# START OF The records
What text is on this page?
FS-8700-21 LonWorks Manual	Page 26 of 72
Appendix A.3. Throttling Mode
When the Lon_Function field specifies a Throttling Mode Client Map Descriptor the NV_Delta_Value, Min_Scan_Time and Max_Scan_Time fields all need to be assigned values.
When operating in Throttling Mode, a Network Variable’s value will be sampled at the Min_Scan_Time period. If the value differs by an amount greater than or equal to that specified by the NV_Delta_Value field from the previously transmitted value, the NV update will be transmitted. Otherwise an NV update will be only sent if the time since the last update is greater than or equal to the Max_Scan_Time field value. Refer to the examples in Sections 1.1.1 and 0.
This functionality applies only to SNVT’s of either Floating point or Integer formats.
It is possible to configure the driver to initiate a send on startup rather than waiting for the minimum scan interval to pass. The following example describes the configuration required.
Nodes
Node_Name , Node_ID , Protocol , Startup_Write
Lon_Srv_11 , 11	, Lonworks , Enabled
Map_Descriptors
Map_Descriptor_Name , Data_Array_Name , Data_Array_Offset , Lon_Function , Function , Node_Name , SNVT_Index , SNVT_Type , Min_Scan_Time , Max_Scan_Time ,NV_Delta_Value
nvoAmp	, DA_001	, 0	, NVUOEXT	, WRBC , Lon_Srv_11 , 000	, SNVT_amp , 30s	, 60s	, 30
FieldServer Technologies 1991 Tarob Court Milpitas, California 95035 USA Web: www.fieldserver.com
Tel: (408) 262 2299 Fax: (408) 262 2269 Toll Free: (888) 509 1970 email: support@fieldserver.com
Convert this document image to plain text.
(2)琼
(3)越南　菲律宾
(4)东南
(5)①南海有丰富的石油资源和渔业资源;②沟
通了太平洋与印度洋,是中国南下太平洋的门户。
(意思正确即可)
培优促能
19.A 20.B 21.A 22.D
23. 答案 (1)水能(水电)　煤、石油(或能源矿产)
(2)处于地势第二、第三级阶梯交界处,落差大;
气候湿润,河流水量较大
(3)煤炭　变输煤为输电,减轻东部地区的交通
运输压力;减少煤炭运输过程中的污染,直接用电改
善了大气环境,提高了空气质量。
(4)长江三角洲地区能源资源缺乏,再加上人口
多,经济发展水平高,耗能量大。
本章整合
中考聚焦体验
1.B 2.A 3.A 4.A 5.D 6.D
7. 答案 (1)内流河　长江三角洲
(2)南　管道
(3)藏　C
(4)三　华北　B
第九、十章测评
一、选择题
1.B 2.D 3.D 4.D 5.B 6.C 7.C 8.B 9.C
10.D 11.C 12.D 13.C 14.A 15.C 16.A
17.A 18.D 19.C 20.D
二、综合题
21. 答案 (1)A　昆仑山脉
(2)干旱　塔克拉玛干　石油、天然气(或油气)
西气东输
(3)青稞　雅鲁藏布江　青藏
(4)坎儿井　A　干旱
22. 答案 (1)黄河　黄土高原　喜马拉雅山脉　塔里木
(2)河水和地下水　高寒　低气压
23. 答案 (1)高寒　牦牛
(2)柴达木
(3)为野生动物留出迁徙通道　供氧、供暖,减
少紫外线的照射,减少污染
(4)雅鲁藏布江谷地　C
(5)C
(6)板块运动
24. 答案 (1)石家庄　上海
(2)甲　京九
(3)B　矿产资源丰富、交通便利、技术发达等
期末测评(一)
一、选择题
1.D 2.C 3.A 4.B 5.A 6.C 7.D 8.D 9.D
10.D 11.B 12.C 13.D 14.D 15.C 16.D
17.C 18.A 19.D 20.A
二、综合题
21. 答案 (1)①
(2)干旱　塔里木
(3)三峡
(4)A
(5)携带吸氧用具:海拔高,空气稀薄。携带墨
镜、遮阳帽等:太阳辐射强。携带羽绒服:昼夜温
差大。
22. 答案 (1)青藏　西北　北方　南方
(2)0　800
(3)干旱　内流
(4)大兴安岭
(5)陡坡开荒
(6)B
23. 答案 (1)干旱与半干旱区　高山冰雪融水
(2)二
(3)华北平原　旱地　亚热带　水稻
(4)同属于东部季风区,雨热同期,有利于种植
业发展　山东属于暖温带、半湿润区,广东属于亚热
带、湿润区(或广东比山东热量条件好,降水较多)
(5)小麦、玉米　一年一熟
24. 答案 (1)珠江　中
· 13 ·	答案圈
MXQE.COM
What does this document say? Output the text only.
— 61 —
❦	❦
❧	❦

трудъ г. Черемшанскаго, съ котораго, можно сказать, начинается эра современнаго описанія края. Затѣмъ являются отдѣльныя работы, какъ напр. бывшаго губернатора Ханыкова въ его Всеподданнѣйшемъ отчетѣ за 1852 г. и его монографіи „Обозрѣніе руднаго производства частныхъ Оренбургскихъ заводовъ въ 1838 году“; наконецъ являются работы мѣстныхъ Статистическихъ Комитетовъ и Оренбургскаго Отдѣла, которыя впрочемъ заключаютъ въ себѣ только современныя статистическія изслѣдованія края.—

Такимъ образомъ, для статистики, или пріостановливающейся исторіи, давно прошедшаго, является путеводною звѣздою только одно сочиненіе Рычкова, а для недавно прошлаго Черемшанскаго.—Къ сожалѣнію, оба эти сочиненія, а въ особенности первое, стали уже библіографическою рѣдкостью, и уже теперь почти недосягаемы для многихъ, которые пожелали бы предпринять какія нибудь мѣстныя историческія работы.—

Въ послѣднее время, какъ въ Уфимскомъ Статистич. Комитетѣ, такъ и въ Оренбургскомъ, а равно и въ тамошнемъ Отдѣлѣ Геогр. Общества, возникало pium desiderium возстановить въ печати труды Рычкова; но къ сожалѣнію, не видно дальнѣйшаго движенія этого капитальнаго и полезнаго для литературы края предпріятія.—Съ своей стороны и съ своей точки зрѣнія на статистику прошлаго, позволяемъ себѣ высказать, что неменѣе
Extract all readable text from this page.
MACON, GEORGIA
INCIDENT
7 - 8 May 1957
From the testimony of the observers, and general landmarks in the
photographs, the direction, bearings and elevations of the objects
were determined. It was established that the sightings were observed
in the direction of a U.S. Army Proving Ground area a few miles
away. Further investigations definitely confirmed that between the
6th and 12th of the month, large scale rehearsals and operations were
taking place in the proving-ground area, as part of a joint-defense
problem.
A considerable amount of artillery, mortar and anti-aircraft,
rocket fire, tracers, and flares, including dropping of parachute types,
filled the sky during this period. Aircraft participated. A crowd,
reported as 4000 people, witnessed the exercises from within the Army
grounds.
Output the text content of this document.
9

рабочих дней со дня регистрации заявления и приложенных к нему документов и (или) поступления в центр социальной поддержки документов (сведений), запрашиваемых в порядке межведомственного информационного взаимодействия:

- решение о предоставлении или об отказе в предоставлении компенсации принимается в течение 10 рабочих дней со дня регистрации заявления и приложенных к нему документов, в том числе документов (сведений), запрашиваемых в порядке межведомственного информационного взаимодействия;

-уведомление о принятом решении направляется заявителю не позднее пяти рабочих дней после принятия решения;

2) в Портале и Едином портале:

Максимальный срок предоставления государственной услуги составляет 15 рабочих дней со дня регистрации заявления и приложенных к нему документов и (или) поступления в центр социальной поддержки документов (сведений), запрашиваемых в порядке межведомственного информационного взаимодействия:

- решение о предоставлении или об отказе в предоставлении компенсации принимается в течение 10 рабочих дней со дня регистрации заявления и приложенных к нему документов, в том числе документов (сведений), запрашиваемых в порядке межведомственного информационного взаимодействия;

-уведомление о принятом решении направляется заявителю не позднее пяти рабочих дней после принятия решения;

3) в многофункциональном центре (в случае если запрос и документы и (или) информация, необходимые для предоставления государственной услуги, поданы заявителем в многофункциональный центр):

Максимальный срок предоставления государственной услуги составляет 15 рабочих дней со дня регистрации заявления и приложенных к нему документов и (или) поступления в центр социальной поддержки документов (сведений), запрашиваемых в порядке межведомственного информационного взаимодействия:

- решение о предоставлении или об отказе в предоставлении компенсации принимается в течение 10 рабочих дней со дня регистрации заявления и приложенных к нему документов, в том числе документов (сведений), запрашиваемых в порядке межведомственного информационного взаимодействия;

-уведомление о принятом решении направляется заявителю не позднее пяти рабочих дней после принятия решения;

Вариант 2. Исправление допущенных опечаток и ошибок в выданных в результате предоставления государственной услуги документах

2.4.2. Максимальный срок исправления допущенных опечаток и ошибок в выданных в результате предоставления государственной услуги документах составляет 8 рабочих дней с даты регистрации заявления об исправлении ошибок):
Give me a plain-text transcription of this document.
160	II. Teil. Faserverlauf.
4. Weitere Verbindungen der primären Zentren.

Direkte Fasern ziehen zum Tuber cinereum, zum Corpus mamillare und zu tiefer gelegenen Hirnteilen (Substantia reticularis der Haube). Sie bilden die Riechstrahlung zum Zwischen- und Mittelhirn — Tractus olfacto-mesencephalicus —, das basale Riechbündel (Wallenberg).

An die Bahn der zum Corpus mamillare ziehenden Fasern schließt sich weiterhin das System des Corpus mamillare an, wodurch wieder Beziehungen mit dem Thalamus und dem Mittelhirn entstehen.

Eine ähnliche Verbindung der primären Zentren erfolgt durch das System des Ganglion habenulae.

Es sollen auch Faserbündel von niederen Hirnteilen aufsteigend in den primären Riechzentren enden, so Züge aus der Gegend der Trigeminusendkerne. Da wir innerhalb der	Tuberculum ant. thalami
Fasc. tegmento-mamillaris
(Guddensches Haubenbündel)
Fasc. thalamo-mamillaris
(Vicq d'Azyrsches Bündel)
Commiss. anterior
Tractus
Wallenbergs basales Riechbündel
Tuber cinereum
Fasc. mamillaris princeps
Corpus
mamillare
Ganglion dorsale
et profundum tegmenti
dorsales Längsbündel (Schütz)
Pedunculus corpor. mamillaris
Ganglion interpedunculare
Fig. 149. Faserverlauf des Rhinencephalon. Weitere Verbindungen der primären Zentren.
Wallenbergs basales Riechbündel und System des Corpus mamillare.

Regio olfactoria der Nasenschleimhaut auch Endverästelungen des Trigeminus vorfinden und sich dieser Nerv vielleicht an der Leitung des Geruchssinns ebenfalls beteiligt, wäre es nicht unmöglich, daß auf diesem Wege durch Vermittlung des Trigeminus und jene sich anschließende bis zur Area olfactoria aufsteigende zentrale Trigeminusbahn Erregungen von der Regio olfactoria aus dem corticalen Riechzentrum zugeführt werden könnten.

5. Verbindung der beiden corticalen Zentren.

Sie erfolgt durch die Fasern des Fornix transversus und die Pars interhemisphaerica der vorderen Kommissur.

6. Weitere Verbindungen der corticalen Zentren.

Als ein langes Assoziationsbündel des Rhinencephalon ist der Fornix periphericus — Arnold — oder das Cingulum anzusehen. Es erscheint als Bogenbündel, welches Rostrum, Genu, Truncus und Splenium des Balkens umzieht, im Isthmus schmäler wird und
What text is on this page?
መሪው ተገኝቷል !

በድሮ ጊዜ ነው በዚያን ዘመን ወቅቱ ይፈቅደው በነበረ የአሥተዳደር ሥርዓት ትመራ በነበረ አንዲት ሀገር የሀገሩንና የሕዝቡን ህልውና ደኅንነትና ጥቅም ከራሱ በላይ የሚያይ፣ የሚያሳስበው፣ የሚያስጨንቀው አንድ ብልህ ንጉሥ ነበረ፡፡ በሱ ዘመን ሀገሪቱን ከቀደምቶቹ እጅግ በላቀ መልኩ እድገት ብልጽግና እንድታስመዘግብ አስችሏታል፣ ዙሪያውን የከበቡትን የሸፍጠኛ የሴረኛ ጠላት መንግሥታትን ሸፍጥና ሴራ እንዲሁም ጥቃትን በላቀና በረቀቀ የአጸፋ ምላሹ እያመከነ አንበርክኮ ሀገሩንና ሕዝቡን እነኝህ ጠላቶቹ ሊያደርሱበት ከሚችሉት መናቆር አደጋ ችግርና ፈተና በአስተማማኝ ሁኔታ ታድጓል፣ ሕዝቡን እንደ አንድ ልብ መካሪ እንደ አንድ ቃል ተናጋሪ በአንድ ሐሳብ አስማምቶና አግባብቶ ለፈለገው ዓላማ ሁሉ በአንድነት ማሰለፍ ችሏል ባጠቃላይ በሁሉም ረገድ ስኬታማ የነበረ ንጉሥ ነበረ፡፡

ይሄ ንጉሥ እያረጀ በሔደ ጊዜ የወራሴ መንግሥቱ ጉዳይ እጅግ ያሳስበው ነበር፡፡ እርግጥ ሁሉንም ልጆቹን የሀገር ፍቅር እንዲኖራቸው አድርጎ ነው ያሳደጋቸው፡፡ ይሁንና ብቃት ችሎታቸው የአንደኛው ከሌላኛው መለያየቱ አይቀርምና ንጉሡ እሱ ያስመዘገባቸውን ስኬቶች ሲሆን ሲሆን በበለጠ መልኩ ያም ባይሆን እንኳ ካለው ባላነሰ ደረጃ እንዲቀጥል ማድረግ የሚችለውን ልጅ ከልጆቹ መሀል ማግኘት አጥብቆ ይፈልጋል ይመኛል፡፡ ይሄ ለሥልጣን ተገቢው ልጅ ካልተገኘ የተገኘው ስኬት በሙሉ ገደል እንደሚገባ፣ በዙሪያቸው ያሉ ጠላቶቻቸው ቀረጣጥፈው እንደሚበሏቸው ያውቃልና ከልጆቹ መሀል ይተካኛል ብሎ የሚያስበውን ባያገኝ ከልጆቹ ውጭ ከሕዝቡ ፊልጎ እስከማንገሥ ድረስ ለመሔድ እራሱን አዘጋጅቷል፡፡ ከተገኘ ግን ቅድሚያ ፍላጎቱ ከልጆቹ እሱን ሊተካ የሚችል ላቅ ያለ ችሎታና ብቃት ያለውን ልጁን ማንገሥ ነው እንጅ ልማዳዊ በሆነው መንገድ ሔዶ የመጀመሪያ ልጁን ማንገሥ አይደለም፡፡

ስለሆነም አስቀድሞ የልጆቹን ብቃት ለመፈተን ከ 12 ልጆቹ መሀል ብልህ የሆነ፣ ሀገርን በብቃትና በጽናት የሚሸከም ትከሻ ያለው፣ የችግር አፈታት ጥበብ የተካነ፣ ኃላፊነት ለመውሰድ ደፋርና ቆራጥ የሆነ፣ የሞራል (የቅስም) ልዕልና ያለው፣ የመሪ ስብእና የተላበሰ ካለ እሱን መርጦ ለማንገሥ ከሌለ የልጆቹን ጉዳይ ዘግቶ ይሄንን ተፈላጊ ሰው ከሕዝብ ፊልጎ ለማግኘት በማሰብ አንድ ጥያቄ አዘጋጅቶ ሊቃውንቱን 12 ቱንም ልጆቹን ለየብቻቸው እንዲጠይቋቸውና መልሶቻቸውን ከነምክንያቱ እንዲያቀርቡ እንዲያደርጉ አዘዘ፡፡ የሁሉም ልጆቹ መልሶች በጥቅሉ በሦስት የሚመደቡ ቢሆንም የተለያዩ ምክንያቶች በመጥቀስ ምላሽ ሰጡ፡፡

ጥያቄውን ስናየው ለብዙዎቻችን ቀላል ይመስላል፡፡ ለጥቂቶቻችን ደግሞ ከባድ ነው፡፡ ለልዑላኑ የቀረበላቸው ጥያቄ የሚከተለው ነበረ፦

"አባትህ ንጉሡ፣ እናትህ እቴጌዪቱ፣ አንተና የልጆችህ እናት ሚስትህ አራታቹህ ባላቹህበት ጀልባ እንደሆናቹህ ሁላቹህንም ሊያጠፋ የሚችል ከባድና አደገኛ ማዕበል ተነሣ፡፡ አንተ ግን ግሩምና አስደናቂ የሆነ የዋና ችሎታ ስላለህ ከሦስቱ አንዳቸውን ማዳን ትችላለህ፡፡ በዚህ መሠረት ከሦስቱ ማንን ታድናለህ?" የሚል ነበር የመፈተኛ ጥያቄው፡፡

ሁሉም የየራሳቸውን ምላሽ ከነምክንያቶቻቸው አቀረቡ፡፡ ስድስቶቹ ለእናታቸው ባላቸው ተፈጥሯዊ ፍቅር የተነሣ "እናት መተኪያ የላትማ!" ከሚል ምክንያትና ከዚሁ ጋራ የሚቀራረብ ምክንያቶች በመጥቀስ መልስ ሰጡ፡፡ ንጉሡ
# END OF The records
◆ The exercise
From the entries above, collect every line with the string "Fornix" in it.

◆ Exercise solution
Sie erfolgt durch die Fasern des Fornix transversus und die Pars interhemisphaerica der vorderen Kommissur.
Als ein langes Assoziationsbündel des Rhinencephalon ist der Fornix periphericus — Arnold — oder das Cingulum anzusehen. Es erscheint als Bogenbündel, welches Rostrum, Genu, Truncus und Splenium des Balkens umzieht, im Isthmus schmäler wird und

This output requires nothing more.